Problem requirements
The entries below are to be transcribed in full, without their images.

Collected data entries
━━━━━━

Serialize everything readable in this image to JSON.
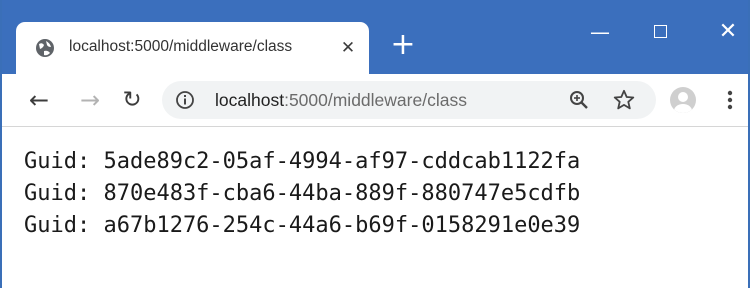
{
  "colors": {
    "titlebar": "#3b6fbd",
    "omnibox": "#f1f3f4",
    "url_host": "#222222",
    "url_rest": "#6b6b6b"
  },
  "tab": {
    "title": "localhost:5000/middleware/class",
    "favicon": "globe-icon",
    "close_glyph": "✕"
  },
  "window_controls": {
    "new_tab_glyph": "+",
    "minimize_glyph": "—",
    "close_glyph": "✕"
  },
  "toolbar": {
    "back_glyph": "←",
    "forward_glyph": "→",
    "reload_glyph": "↻",
    "address": {
      "host": "localhost",
      "rest": ":5000/middleware/class"
    },
    "icons": [
      "info-icon",
      "zoom-icon",
      "star-icon",
      "avatar",
      "menu-icon"
    ]
  },
  "content": {
    "lines": [
      "Guid: 5ade89c2-05af-4994-af97-cddcab1122fa",
      "Guid: 870e483f-cba6-44ba-889f-880747e5cdfb",
      "Guid: a67b1276-254c-44a6-b69f-0158291e0e39"
    ]
  }
}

━━━━━━

In response
Serialize everything readable in this image to JSON.
{
  "colors": {
    "titlebar": "#3b6fbd",
    "omnibox": "#f1f3f4",
    "url_host": "#222222",
    "url_rest": "#6b6b6b"
  },
  "tab": {
    "title": "localhost:5000/middleware/class",
    "favicon": "globe-icon",
    "close_glyph": "✕"
  },
  "window_controls": {
    "new_tab_glyph": "+",
    "minimize_glyph": "—",
    "close_glyph": "✕"
  },
  "toolbar": {
    "back_glyph": "←",
    "forward_glyph": "→",
    "reload_glyph": "↻",
    "address": {
      "host": "localhost",
      "rest": ":5000/middleware/class"
    },
    "icons": [
      "info-icon",
      "zoom-icon",
      "star-icon",
      "avatar",
      "menu-icon"
    ]
  },
  "content": {
    "lines": [
      "Guid: 5ade89c2-05af-4994-af97-cddcab1122fa",
      "Guid: 870e483f-cba6-44ba-889f-880747e5cdfb",
      "Guid: a67b1276-254c-44a6-b69f-0158291e0e39"
    ]
  }
}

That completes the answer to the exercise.